### [WORK TO DO]
Reproduce the entire listing word for word.

### [SUPPLIED RECORDS]
- - - - - - -

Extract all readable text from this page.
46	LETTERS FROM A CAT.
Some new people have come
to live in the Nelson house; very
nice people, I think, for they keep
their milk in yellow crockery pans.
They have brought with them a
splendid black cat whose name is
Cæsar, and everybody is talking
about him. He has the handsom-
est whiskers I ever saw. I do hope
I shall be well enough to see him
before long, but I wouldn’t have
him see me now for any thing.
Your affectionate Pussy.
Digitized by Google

- - - - - - -

### [ANSWER TO THIS EXERCISE]
Extract all readable text from this page.
46	LETTERS FROM A CAT.
Some new people have come
to live in the Nelson house; very
nice people, I think, for they keep
their milk in yellow crockery pans.
They have brought with them a
splendid black cat whose name is
Cæsar, and everybody is talking
about him. He has the handsom-
est whiskers I ever saw. I do hope
I shall be well enough to see him
before long, but I wouldn’t have
him see me now for any thing.
Your affectionate Pussy.
Digitized by Google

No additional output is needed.